## SET EXERCISE
Copy every line in the records below that contains the word "ΓΥΜΝΑΣΙΟ".

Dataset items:
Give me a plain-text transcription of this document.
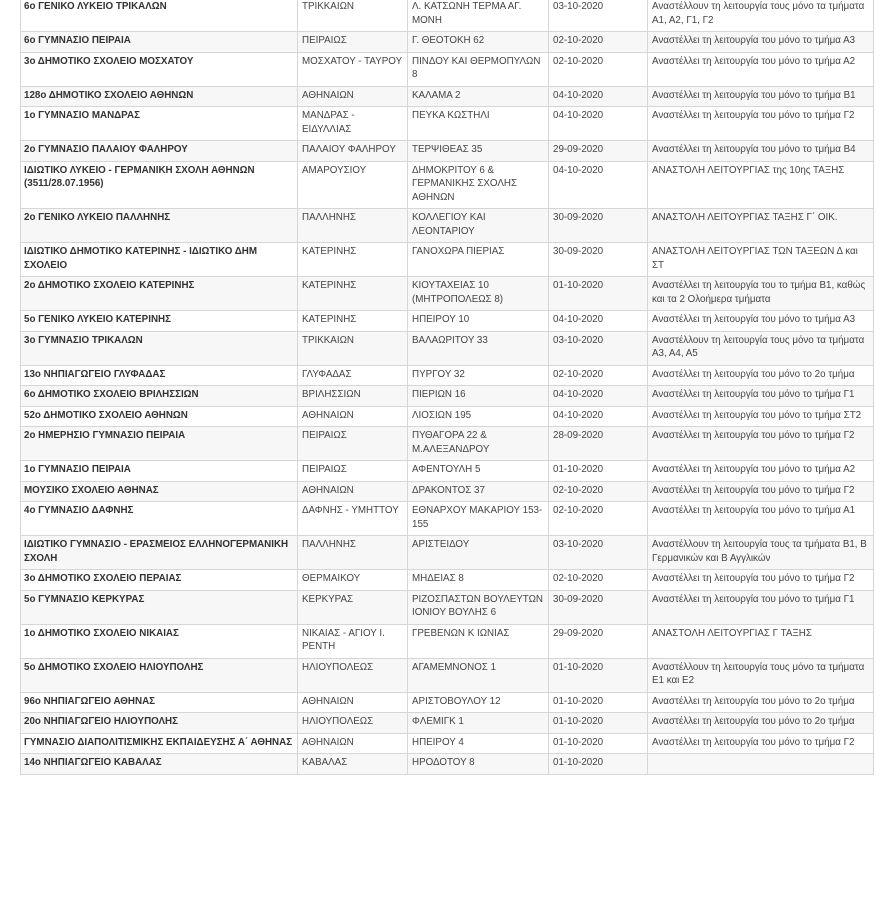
6ο ΓΕΝΙΚΟ ΛΥΚΕΙΟ ΤΡΙΚΑΛΩΝ	ΤΡΙΚΚΑΙΩΝ	Λ. ΚΑΤΣΩΝΗ ΤΕΡΜΑ ΑΓ. ΜΟΝΗ	03-10-2020	Αναστέλλουν τη λειτουργία τους μόνο τα τμήματα Α1, Α2, Γ1, Γ2
6ο ΓΥΜΝΑΣΙΟ ΠΕΙΡΑΙΑ	ΠΕΙΡΑΙΩΣ	Γ. ΘΕΟΤΟΚΗ 62	02-10-2020	Αναστέλλει τη λειτουργία του μόνο το τμήμα Α3
3ο ΔΗΜΟΤΙΚΟ ΣΧΟΛΕΙΟ ΜΟΣΧΑΤΟΥ	ΜΟΣΧΑΤΟΥ - ΤΑΥΡΟΥ	ΠΙΝΔΟΥ ΚΑΙ ΘΕΡΜΟΠΥΛΩΝ 8	02-10-2020	Αναστέλλει τη λειτουργία του μόνο το τμήμα Α2
128ο ΔΗΜΟΤΙΚΟ ΣΧΟΛΕΙΟ ΑΘΗΝΩΝ	ΑΘΗΝΑΙΩΝ	ΚΑΛΑΜΑ 2	04-10-2020	Αναστέλλει τη λειτουργία του μόνο το τμήμα Β1
1ο ΓΥΜΝΑΣΙΟ ΜΑΝΔΡΑΣ	ΜΑΝΔΡΑΣ - ΕΙΔΥΛΛΙΑΣ	ΠΕΥΚΑ ΚΩΣΤΗΛΙ	04-10-2020	Αναστέλλει τη λειτουργία του μόνο το τμήμα Γ2
2ο ΓΥΜΝΑΣΙΟ ΠΑΛΑΙΟΥ ΦΑΛΗΡΟΥ	ΠΑΛΑΙΟΥ ΦΑΛΗΡΟΥ	ΤΕΡΨΙΘΕΑΣ 35	29-09-2020	Αναστέλλει τη λειτουργία του μόνο το τμήμα Β4
ΙΔΙΩΤΙΚΟ ΛΥΚΕΙΟ - ΓΕΡΜΑΝΙΚΗ ΣΧΟΛΗ ΑΘΗΝΩΝ (3511/28.07.1956)	ΑΜΑΡΟΥΣΙΟΥ	ΔΗΜΟΚΡΙΤΟΥ 6 & ΓΕΡΜΑΝΙΚΗΣ ΣΧΟΛΗΣ ΑΘΗΝΩΝ	04-10-2020	ΑΝΑΣΤΟΛΗ ΛΕΙΤΟΥΡΓΙΑΣ της 10ης ΤΑΞΗΣ
2ο ΓΕΝΙΚΟ ΛΥΚΕΙΟ ΠΑΛΛΗΝΗΣ	ΠΑΛΛΗΝΗΣ	ΚΟΛΛΕΓΙΟΥ ΚΑΙ ΛΕΟΝΤΑΡΙΟΥ	30-09-2020	ΑΝΑΣΤΟΛΗ ΛΕΙΤΟΥΡΓΙΑΣ ΤΑΞΗΣ Γ΄ ΟΙΚ.
ΙΔΙΩΤΙΚΟ ΔΗΜΟΤΙΚΟ ΚΑΤΕΡΙΝΗΣ - ΙΔΙΩΤΙΚΟ ΔΗΜ ΣΧΟΛΕΙΟ	ΚΑΤΕΡΙΝΗΣ	ΓΑΝΟΧΩΡΑ ΠΙΕΡΙΑΣ	30-09-2020	ΑΝΑΣΤΟΛΗ ΛΕΙΤΟΥΡΓΙΑΣ ΤΩΝ ΤΑΞΕΩΝ Δ και ΣΤ
2ο ΔΗΜΟΤΙΚΟ ΣΧΟΛΕΙΟ ΚΑΤΕΡΙΝΗΣ	ΚΑΤΕΡΙΝΗΣ	ΚΙΟΥΤΑΧΕΙΑΣ 10 (ΜΗΤΡΟΠΟΛΕΩΣ 8)	01-10-2020	Αναστέλλει τη λειτουργία του το τμήμα Β1, καθώς και τα 2 Ολοήμερα τμήματα
5ο ΓΕΝΙΚΟ ΛΥΚΕΙΟ ΚΑΤΕΡΙΝΗΣ	ΚΑΤΕΡΙΝΗΣ	ΗΠΕΙΡΟΥ 10	04-10-2020	Αναστέλλει τη λειτουργία του μόνο το τμήμα Α3
3ο ΓΥΜΝΑΣΙΟ ΤΡΙΚΑΛΩΝ	ΤΡΙΚΚΑΙΩΝ	ΒΑΛΑΩΡΙΤΟΥ 33	03-10-2020	Αναστέλλουν τη λειτουργία τους μόνο τα τμήματα Α3, Α4, Α5
13ο ΝΗΠΙΑΓΩΓΕΙΟ ΓΛΥΦΑΔΑΣ	ΓΛΥΦΑΔΑΣ	ΠΥΡΓΟΥ 32	02-10-2020	Αναστέλλει τη λειτουργία του μόνο το 2ο τμήμα
6ο ΔΗΜΟΤΙΚΟ ΣΧΟΛΕΙΟ ΒΡΙΛΗΣΣΙΩΝ	ΒΡΙΛΗΣΣΙΩΝ	ΠΙΕΡΙΩΝ 16	04-10-2020	Αναστέλλει τη λειτουργία του μόνο το τμήμα Γ1
52ο ΔΗΜΟΤΙΚΟ ΣΧΟΛΕΙΟ ΑΘΗΝΩΝ	ΑΘΗΝΑΙΩΝ	ΛΙΟΣΙΩΝ 195	04-10-2020	Αναστέλλει τη λειτουργία του μόνο το τμήμα ΣΤ2
2ο ΗΜΕΡΗΣΙΟ ΓΥΜΝΑΣΙΟ ΠΕΙΡΑΙΑ	ΠΕΙΡΑΙΩΣ	ΠΥΘΑΓΟΡΑ 22 & Μ.ΑΛΕΞΑΝΔΡΟΥ	28-09-2020	Αναστέλλει τη λειτουργία του μόνο το τμήμα Γ2
1ο ΓΥΜΝΑΣΙΟ ΠΕΙΡΑΙΑ	ΠΕΙΡΑΙΩΣ	ΑΦΕΝΤΟΥΛΗ 5	01-10-2020	Αναστέλλει τη λειτουργία του μόνο το τμήμα Α2
ΜΟΥΣΙΚΟ ΣΧΟΛΕΙΟ ΑΘΗΝΑΣ	ΑΘΗΝΑΙΩΝ	ΔΡΑΚΟΝΤΟΣ 37	02-10-2020	Αναστέλλει τη λειτουργία του μόνο το τμήμα Γ2
4ο ΓΥΜΝΑΣΙΟ ΔΑΦΝΗΣ	ΔΑΦΝΗΣ - ΥΜΗΤΤΟΥ	ΕΘΝΑΡΧΟΥ ΜΑΚΑΡΙΟΥ 153-155	02-10-2020	Αναστέλλει τη λειτουργία του μόνο το τμήμα Α1
ΙΔΙΩΤΙΚΟ ΓΥΜΝΑΣΙΟ - ΕΡΑΣΜΕΙΟΣ ΕΛΛΗΝΟΓΕΡΜΑΝΙΚΗ ΣΧΟΛΗ	ΠΑΛΛΗΝΗΣ	ΑΡΙΣΤΕΙΔΟΥ	03-10-2020	Αναστέλλουν τη λειτουργία τους τα τμήματα Β1, Β Γερμανικών και Β Αγγλικών
3ο ΔΗΜΟΤΙΚΟ ΣΧΟΛΕΙΟ ΠΕΡΑΙΑΣ	ΘΕΡΜΑΙΚΟΥ	ΜΗΔΕΙΑΣ 8	02-10-2020	Αναστέλλει τη λειτουργία του μόνο το τμήμα Γ2
5ο ΓΥΜΝΑΣΙΟ ΚΕΡΚΥΡΑΣ	ΚΕΡΚΥΡΑΣ	ΡΙΖΟΣΠΑΣΤΩΝ ΒΟΥΛΕΥΤΩΝ ΙΟΝΙΟΥ ΒΟΥΛΗΣ 6	30-09-2020	Αναστέλλει τη λειτουργία του μόνο το τμήμα Γ1
1ο ΔΗΜΟΤΙΚΟ ΣΧΟΛΕΙΟ ΝΙΚΑΙΑΣ	ΝΙΚΑΙΑΣ - ΑΓΙΟΥ Ι. ΡΕΝΤΗ	ΓΡΕΒΕΝΩΝ Κ ΙΩΝΙΑΣ	29-09-2020	ΑΝΑΣΤΟΛΗ ΛΕΙΤΟΥΡΓΙΑΣ Γ ΤΑΞΗΣ
5ο ΔΗΜΟΤΙΚΟ ΣΧΟΛΕΙΟ ΗΛΙΟΥΠΟΛΗΣ	ΗΛΙΟΥΠΟΛΕΩΣ	ΑΓΑΜΕΜΝΟΝΟΣ 1	01-10-2020	Αναστέλλουν τη λειτουργία τους μόνο τα τμήματα Ε1 και Ε2
96ο ΝΗΠΙΑΓΩΓΕΙΟ ΑΘΗΝΑΣ	ΑΘΗΝΑΙΩΝ	ΑΡΙΣΤΟΒΟΥΛΟΥ 12	01-10-2020	Αναστέλλει τη λειτουργία του μόνο το 2ο τμήμα
20ο ΝΗΠΙΑΓΩΓΕΙΟ ΗΛΙΟΥΠΟΛΗΣ	ΗΛΙΟΥΠΟΛΕΩΣ	ΦΛΕΜΙΓΚ 1	01-10-2020	Αναστέλλει τη λειτουργία του μόνο το 2ο τμήμα
ΓΥΜΝΑΣΙΟ ΔΙΑΠΟΛΙΤΙΣΜΙΚΗΣ ΕΚΠΑΙΔΕΥΣΗΣ Α΄ ΑΘΗΝΑΣ	ΑΘΗΝΑΙΩΝ	ΗΠΕΙΡΟΥ 4	01-10-2020	Αναστέλλει τη λειτουργία του μόνο το τμήμα Γ2
14ο ΝΗΠΙΑΓΩΓΕΙΟ ΚΑΒΑΛΑΣ	ΚΑΒΑΛΑΣ	ΗΡΟΔΟΤΟΥ 8	01-10-2020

## TASK RESULT
6ο ΓΥΜΝΑΣΙΟ ΠΕΙΡΑΙΑ	ΠΕΙΡΑΙΩΣ	Γ. ΘΕΟΤΟΚΗ 62	02-10-2020	Αναστέλλει τη λειτουργία του μόνο το τμήμα Α3
1ο ΓΥΜΝΑΣΙΟ ΜΑΝΔΡΑΣ	ΜΑΝΔΡΑΣ - ΕΙΔΥΛΛΙΑΣ	ΠΕΥΚΑ ΚΩΣΤΗΛΙ	04-10-2020	Αναστέλλει τη λειτουργία του μόνο το τμήμα Γ2
2ο ΓΥΜΝΑΣΙΟ ΠΑΛΑΙΟΥ ΦΑΛΗΡΟΥ	ΠΑΛΑΙΟΥ ΦΑΛΗΡΟΥ	ΤΕΡΨΙΘΕΑΣ 35	29-09-2020	Αναστέλλει τη λειτουργία του μόνο το τμήμα Β4
3ο ΓΥΜΝΑΣΙΟ ΤΡΙΚΑΛΩΝ	ΤΡΙΚΚΑΙΩΝ	ΒΑΛΑΩΡΙΤΟΥ 33	03-10-2020	Αναστέλλουν τη λειτουργία τους μόνο τα τμήματα Α3, Α4, Α5
2ο ΗΜΕΡΗΣΙΟ ΓΥΜΝΑΣΙΟ ΠΕΙΡΑΙΑ	ΠΕΙΡΑΙΩΣ	ΠΥΘΑΓΟΡΑ 22 & Μ.ΑΛΕΞΑΝΔΡΟΥ	28-09-2020	Αναστέλλει τη λειτουργία του μόνο το τμήμα Γ2
1ο ΓΥΜΝΑΣΙΟ ΠΕΙΡΑΙΑ	ΠΕΙΡΑΙΩΣ	ΑΦΕΝΤΟΥΛΗ 5	01-10-2020	Αναστέλλει τη λειτουργία του μόνο το τμήμα Α2
4ο ΓΥΜΝΑΣΙΟ ΔΑΦΝΗΣ	ΔΑΦΝΗΣ - ΥΜΗΤΤΟΥ	ΕΘΝΑΡΧΟΥ ΜΑΚΑΡΙΟΥ 153-155	02-10-2020	Αναστέλλει τη λειτουργία του μόνο το τμήμα Α1
ΙΔΙΩΤΙΚΟ ΓΥΜΝΑΣΙΟ - ΕΡΑΣΜΕΙΟΣ ΕΛΛΗΝΟΓΕΡΜΑΝΙΚΗ ΣΧΟΛΗ	ΠΑΛΛΗΝΗΣ	ΑΡΙΣΤΕΙΔΟΥ	03-10-2020	Αναστέλλουν τη λειτουργία τους τα τμήματα Β1, Β Γερμανικών και Β Αγγλικών
5ο ΓΥΜΝΑΣΙΟ ΚΕΡΚΥΡΑΣ	ΚΕΡΚΥΡΑΣ	ΡΙΖΟΣΠΑΣΤΩΝ ΒΟΥΛΕΥΤΩΝ ΙΟΝΙΟΥ ΒΟΥΛΗΣ 6	30-09-2020	Αναστέλλει τη λειτουργία του μόνο το τμήμα Γ1
ΓΥΜΝΑΣΙΟ ΔΙΑΠΟΛΙΤΙΣΜΙΚΗΣ ΕΚΠΑΙΔΕΥΣΗΣ Α΄ ΑΘΗΝΑΣ	ΑΘΗΝΑΙΩΝ	ΗΠΕΙΡΟΥ 4	01-10-2020	Αναστέλλει τη λειτουργία του μόνο το τμήμα Γ2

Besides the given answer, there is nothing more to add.